>>>>>

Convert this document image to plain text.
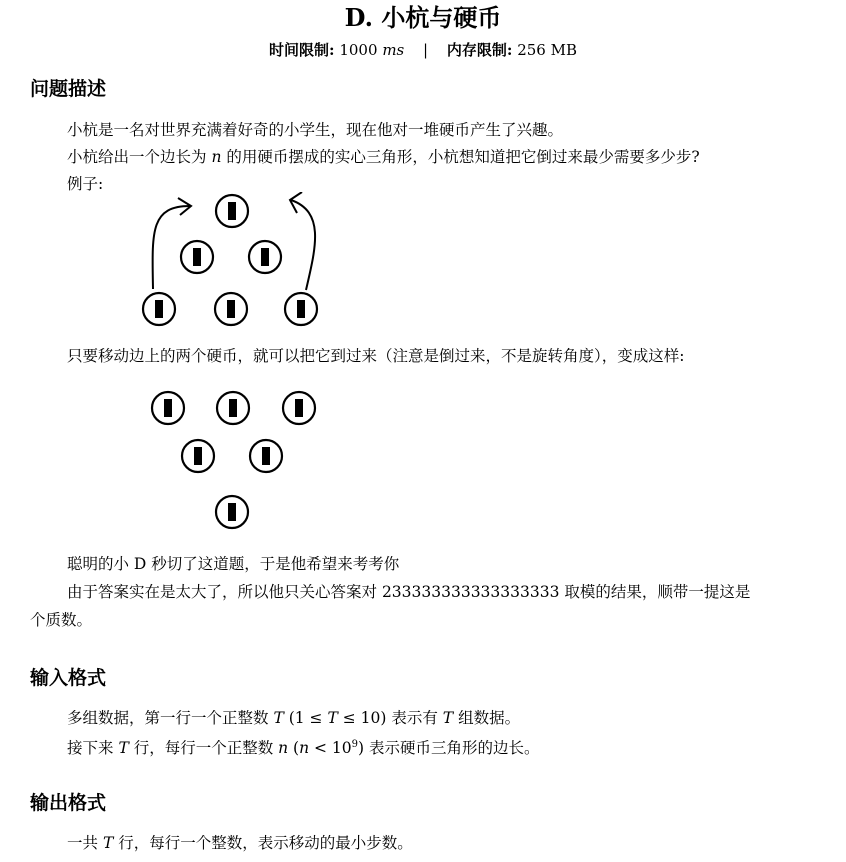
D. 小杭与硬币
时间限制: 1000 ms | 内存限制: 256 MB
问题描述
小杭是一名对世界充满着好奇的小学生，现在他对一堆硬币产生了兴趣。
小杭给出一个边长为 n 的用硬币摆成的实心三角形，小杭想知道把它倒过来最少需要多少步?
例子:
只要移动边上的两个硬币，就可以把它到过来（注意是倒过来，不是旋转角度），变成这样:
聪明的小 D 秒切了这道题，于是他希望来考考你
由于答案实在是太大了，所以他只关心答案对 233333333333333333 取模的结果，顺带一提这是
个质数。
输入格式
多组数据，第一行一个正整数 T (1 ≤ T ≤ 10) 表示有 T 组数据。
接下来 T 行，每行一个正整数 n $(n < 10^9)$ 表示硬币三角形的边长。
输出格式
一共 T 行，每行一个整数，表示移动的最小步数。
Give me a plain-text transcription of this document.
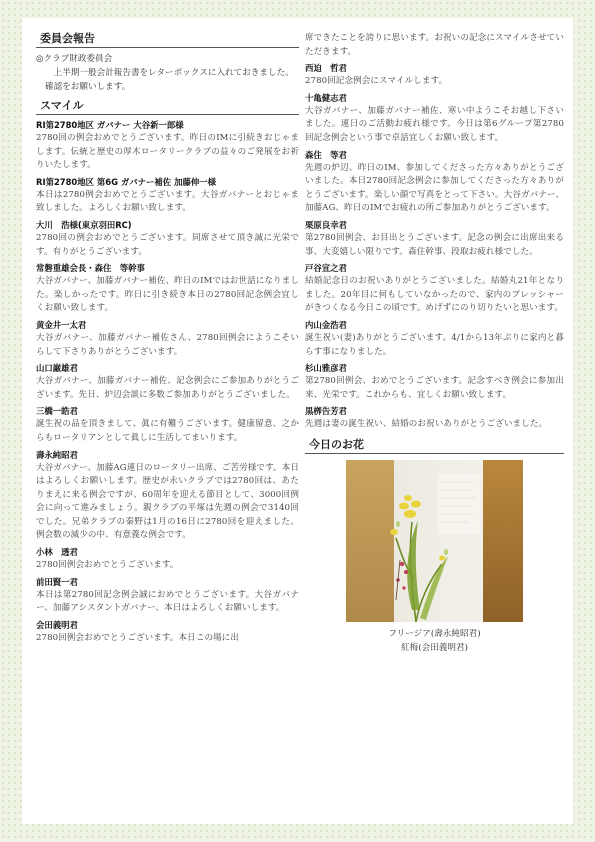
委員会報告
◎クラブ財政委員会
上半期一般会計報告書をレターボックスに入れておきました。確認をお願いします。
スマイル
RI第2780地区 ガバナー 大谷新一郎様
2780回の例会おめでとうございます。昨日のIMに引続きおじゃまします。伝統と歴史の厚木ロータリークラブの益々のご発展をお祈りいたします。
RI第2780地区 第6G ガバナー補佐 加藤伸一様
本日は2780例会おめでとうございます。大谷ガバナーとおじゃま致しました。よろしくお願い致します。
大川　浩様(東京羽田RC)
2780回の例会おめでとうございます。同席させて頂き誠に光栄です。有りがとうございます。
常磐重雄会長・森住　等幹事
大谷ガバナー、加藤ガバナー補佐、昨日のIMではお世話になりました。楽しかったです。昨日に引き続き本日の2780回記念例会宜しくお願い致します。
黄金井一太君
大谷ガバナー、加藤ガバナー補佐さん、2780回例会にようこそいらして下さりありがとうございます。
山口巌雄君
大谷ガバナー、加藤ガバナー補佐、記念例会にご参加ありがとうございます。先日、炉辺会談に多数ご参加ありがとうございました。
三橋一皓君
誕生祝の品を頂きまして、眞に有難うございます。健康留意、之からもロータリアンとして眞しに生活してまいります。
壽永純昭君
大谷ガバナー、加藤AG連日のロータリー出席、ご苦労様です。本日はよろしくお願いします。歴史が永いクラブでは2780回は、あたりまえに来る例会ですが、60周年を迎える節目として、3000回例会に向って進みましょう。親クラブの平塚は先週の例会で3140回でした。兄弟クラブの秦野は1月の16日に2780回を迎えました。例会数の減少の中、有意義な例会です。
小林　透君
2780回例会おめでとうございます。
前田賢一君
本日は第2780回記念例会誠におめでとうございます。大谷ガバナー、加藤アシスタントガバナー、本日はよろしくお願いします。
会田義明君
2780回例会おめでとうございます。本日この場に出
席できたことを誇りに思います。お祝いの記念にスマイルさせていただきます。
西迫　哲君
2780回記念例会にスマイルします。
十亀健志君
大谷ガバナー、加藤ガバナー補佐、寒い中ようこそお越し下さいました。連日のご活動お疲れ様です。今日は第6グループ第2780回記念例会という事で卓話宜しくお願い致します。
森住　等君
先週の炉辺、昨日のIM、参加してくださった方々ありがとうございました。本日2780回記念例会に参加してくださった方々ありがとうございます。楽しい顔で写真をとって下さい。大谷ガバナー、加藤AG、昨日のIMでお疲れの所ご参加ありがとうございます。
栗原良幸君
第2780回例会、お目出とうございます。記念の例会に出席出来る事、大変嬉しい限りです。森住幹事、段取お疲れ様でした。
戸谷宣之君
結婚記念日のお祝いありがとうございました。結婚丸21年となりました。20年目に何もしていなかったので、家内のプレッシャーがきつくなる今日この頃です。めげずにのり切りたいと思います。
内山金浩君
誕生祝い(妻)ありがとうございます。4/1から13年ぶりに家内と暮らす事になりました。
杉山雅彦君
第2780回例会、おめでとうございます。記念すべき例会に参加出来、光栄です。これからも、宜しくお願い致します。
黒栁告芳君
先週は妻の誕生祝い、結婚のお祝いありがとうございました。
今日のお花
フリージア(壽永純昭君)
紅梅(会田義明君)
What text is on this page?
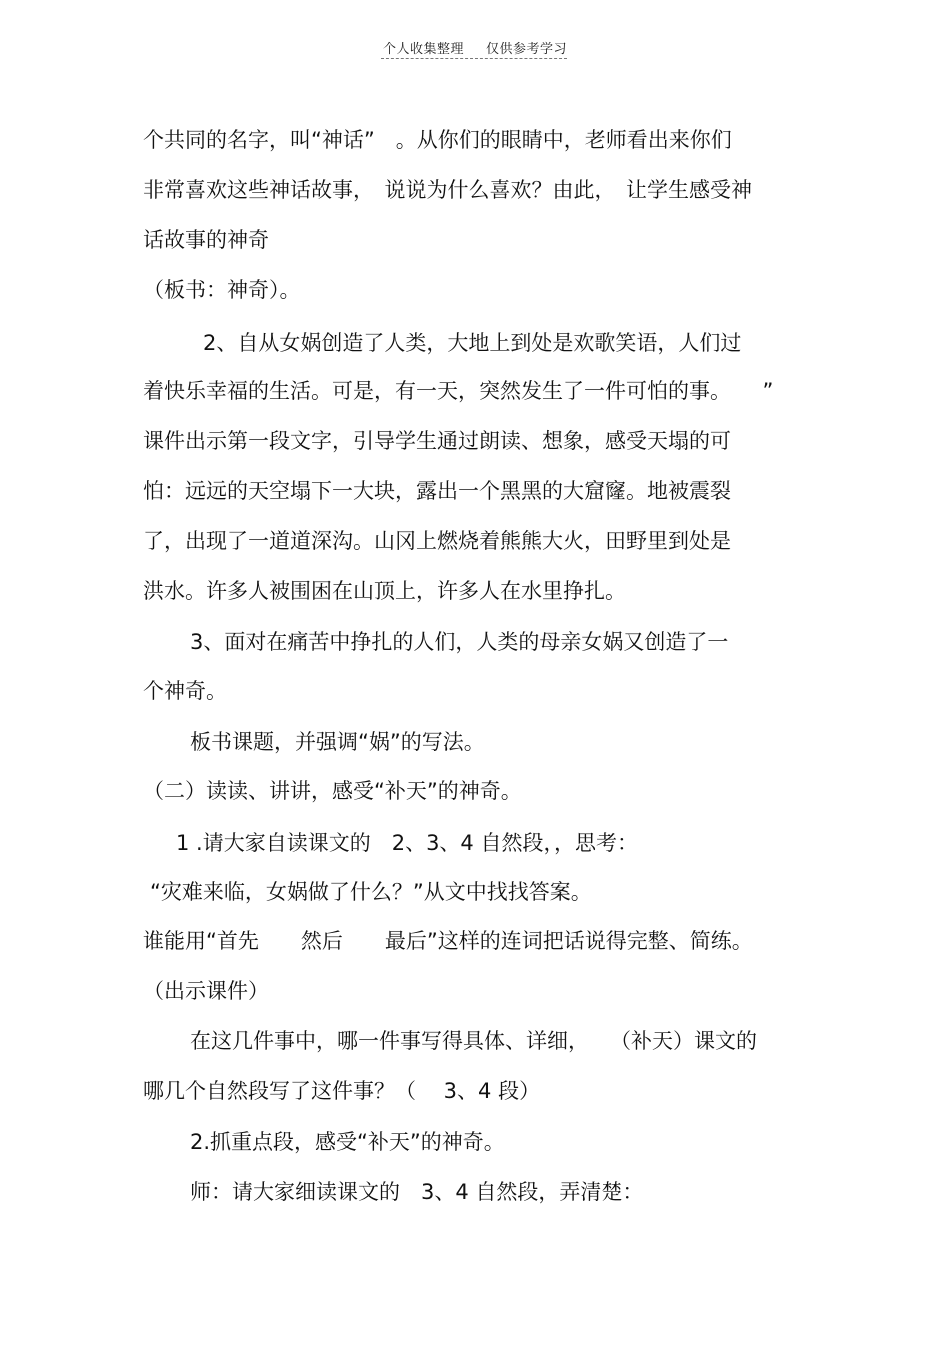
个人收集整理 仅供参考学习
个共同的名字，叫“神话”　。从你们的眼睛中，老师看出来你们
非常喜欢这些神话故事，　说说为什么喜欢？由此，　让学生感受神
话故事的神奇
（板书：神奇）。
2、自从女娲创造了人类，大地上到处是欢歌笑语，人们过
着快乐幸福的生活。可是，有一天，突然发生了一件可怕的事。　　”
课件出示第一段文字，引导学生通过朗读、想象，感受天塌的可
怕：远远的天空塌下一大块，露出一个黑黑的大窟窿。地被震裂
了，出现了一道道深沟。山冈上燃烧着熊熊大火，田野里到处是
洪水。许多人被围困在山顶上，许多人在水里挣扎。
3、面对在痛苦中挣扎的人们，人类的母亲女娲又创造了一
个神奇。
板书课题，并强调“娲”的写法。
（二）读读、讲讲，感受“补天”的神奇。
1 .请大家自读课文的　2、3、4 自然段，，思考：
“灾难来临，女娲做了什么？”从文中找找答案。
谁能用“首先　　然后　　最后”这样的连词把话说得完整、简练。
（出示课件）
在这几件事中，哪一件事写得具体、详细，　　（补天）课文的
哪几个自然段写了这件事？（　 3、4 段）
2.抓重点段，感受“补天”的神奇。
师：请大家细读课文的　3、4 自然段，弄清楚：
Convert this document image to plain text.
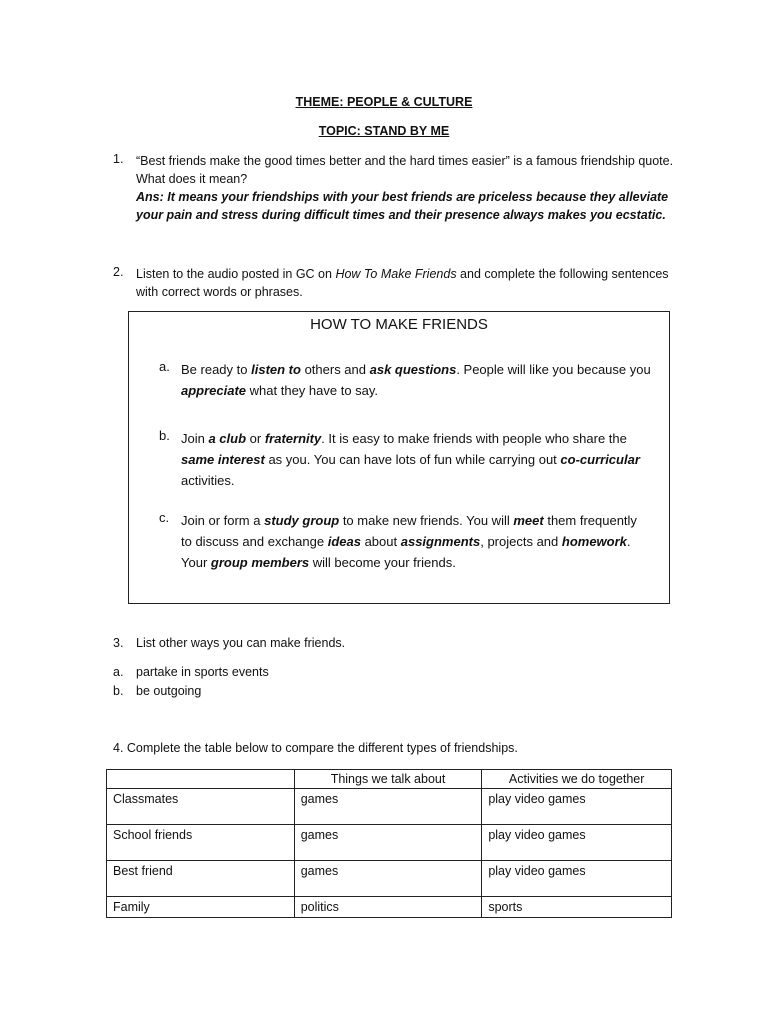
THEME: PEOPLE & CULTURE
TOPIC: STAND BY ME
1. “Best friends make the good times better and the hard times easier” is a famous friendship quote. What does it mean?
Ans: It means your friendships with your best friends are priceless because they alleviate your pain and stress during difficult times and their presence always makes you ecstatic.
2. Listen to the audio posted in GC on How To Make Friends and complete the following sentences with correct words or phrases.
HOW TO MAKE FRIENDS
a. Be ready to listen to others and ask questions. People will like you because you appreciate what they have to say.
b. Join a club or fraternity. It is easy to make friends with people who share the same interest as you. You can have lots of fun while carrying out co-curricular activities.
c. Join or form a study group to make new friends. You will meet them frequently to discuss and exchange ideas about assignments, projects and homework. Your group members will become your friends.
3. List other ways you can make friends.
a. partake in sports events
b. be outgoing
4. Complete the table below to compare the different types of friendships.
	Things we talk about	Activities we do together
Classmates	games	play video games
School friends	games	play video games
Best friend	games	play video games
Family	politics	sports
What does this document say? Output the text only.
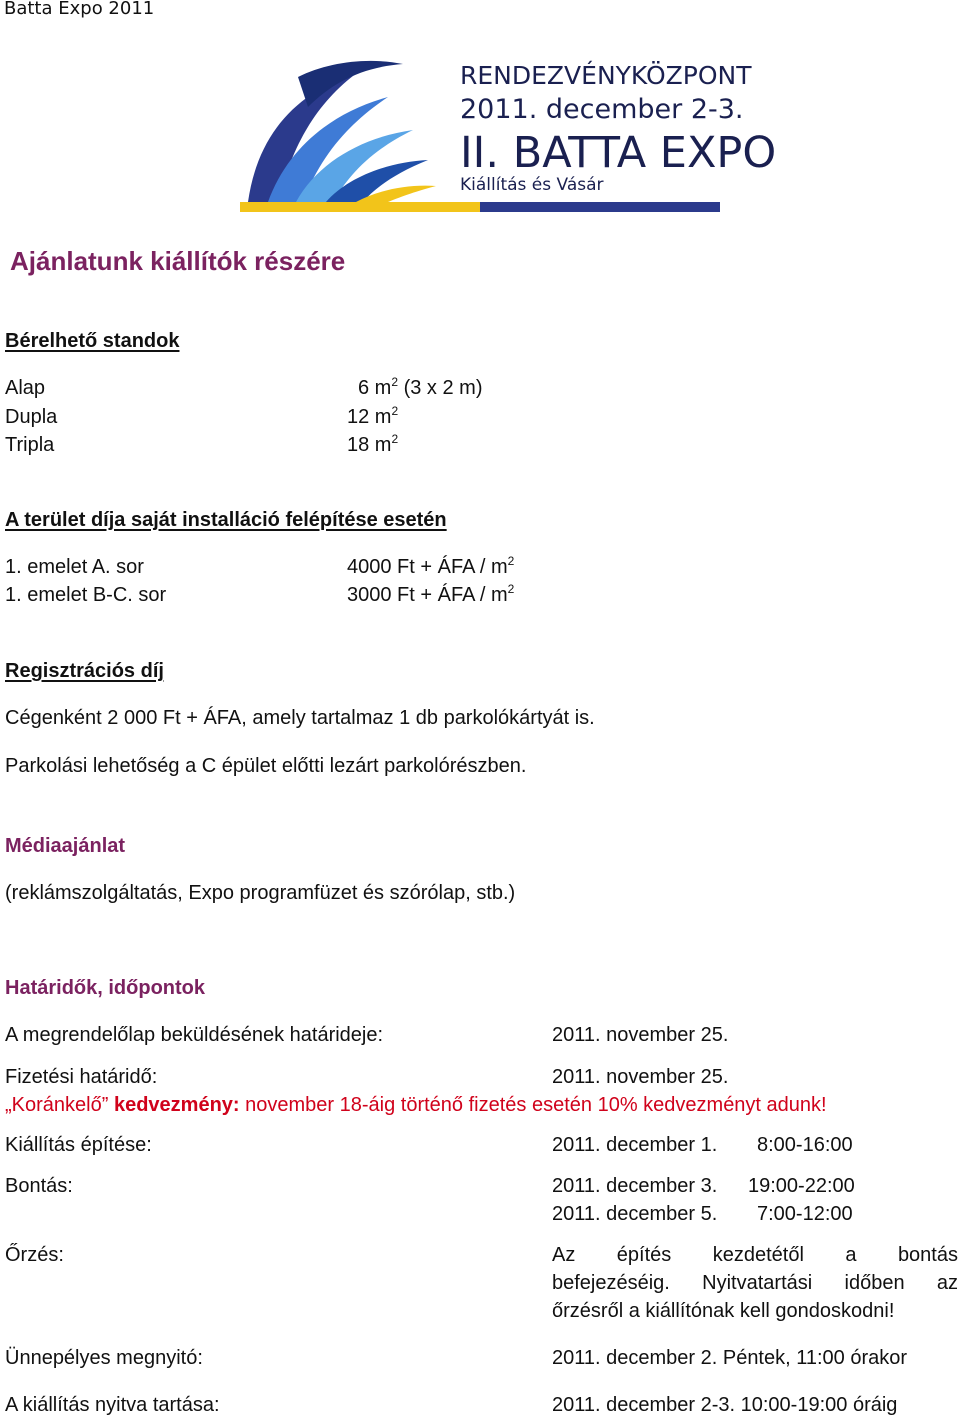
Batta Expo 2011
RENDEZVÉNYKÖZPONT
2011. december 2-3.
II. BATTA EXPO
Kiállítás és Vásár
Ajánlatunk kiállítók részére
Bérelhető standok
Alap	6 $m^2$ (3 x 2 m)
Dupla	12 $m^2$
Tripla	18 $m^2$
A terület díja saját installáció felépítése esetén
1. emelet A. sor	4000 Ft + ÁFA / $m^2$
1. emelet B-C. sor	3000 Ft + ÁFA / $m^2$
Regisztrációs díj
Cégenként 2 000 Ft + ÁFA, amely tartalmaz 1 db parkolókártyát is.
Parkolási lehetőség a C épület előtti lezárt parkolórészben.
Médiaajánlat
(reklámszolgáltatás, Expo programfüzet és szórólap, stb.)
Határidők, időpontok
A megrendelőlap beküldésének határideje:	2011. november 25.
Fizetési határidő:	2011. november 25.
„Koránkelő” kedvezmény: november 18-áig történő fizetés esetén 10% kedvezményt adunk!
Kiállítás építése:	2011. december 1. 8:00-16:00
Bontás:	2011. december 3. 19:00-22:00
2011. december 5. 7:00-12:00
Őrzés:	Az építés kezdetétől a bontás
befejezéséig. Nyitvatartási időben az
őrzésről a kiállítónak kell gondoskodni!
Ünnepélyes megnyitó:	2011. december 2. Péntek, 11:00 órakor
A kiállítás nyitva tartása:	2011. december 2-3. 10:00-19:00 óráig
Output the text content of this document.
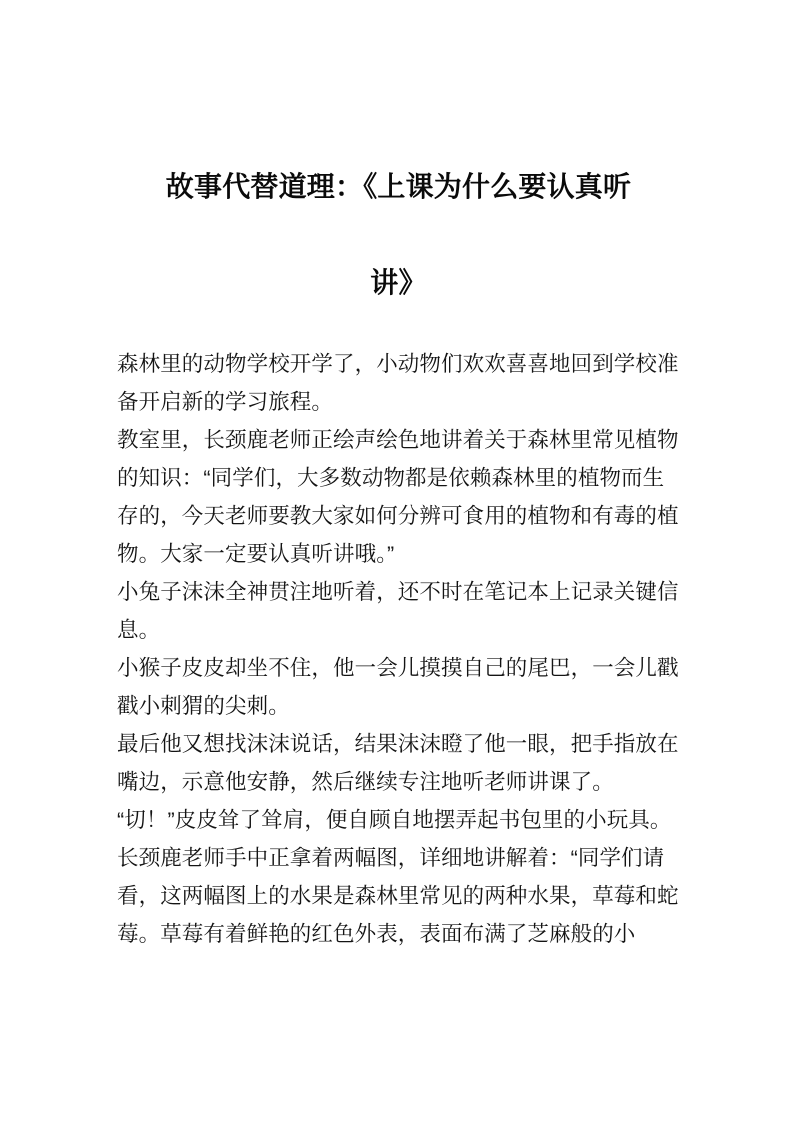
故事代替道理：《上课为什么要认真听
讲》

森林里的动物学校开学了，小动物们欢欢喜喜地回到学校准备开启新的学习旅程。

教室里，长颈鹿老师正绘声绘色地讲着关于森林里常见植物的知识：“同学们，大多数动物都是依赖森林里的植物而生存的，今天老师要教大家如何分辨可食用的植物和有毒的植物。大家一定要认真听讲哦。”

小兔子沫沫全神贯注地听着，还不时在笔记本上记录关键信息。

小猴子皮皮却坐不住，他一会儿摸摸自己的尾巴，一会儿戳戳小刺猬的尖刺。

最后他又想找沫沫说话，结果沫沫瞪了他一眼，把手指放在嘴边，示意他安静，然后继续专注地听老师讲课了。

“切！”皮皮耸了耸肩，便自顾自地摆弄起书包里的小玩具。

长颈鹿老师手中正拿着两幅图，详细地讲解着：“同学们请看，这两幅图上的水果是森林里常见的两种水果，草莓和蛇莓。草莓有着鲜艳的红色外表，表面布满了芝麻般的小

<<<<<

▶ Exercise task: Determine how many lines of the records above contain the word "have", and report only that number.

▶ Expected output: 2